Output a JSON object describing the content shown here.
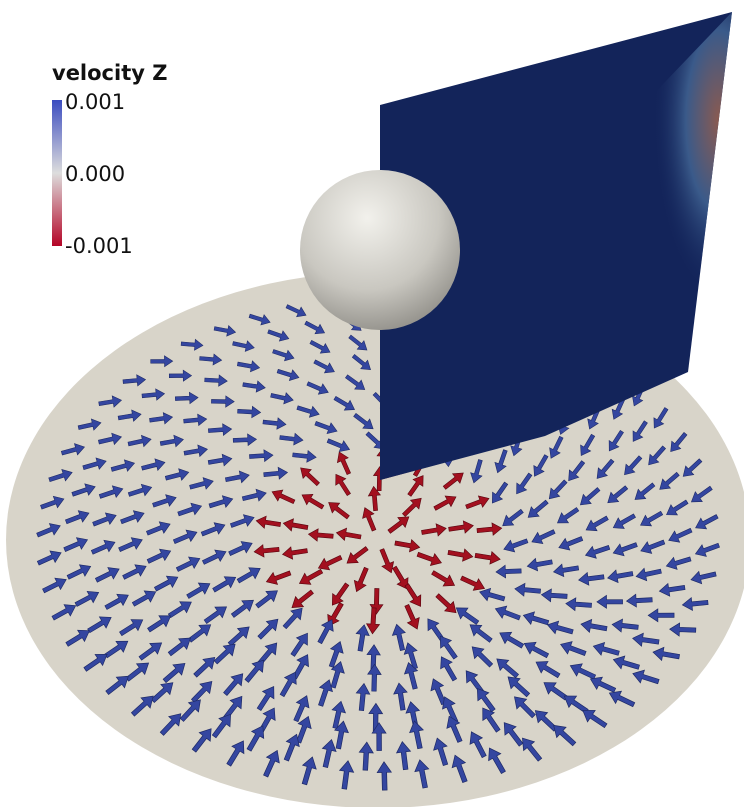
{
  "legend": {
    "title": "velocity Z",
    "ticks": [
      "0.001",
      "0.000",
      "-0.001"
    ]
  }
}
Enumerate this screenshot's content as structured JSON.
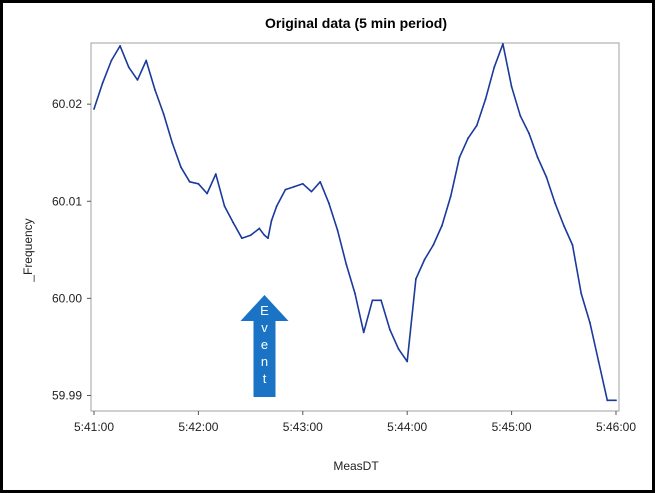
{
  "chart_data": {
    "type": "line",
    "title": "Original data (5 min period)",
    "xlabel": "MeasDT",
    "ylabel": "_Frequency",
    "x_ticks": [
      "5:41:00",
      "5:42:00",
      "5:43:00",
      "5:44:00",
      "5:45:00",
      "5:46:00"
    ],
    "y_ticks": [
      "59.99",
      "60.00",
      "60.01",
      "60.02"
    ],
    "xlim": [
      "5:41:00",
      "5:46:00"
    ],
    "ylim": [
      59.9884,
      60.0263
    ],
    "grid": false,
    "annotation": {
      "text": "Event",
      "at": "5:42:38"
    },
    "series_color": "#1a3a9c",
    "annotation_color": "#1a73c4",
    "series": [
      {
        "x": [
          "5:41:00",
          "5:41:05",
          "5:41:10",
          "5:41:15",
          "5:41:20",
          "5:41:25",
          "5:41:30",
          "5:41:35",
          "5:41:40",
          "5:41:45",
          "5:41:50",
          "5:41:55",
          "5:42:00",
          "5:42:05",
          "5:42:10",
          "5:42:15",
          "5:42:20",
          "5:42:25",
          "5:42:30",
          "5:42:35",
          "5:42:38",
          "5:42:40",
          "5:42:42",
          "5:42:45",
          "5:42:50",
          "5:42:55",
          "5:43:00",
          "5:43:05",
          "5:43:10",
          "5:43:15",
          "5:43:20",
          "5:43:25",
          "5:43:30",
          "5:43:35",
          "5:43:40",
          "5:43:45",
          "5:43:50",
          "5:43:55",
          "5:44:00",
          "5:44:05",
          "5:44:10",
          "5:44:15",
          "5:44:20",
          "5:44:25",
          "5:44:30",
          "5:44:35",
          "5:44:40",
          "5:44:45",
          "5:44:50",
          "5:44:55",
          "5:45:00",
          "5:45:05",
          "5:45:10",
          "5:45:15",
          "5:45:20",
          "5:45:25",
          "5:45:30",
          "5:45:35",
          "5:45:40",
          "5:45:45",
          "5:45:50",
          "5:45:55",
          "5:46:00"
        ],
        "y": [
          60.0195,
          60.0222,
          60.0245,
          60.026,
          60.0238,
          60.0225,
          60.0245,
          60.0215,
          60.019,
          60.016,
          60.0135,
          60.012,
          60.0118,
          60.0108,
          60.0128,
          60.0095,
          60.0078,
          60.0062,
          60.0065,
          60.0072,
          60.0065,
          60.0062,
          60.008,
          60.0095,
          60.0112,
          60.0115,
          60.0118,
          60.011,
          60.012,
          60.0098,
          60.007,
          60.0035,
          60.0005,
          59.9965,
          59.9998,
          59.9998,
          59.9968,
          59.9948,
          59.9935,
          60.002,
          60.004,
          60.0055,
          60.0075,
          60.0105,
          60.0145,
          60.0165,
          60.0178,
          60.0205,
          60.0238,
          60.0262,
          60.0218,
          60.0188,
          60.017,
          60.0145,
          60.0125,
          60.0098,
          60.0075,
          60.0055,
          60.0005,
          59.9975,
          59.9935,
          59.9895,
          59.9895
        ]
      }
    ]
  }
}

════════

▶ [TASK REQUIREMENTS]
From the data above, show each line that contains "content".

▶ [COMPLETE RESPONSE]
Output a JSON object describing the content shown here.
Enumerate this screenshot's content as structured JSON.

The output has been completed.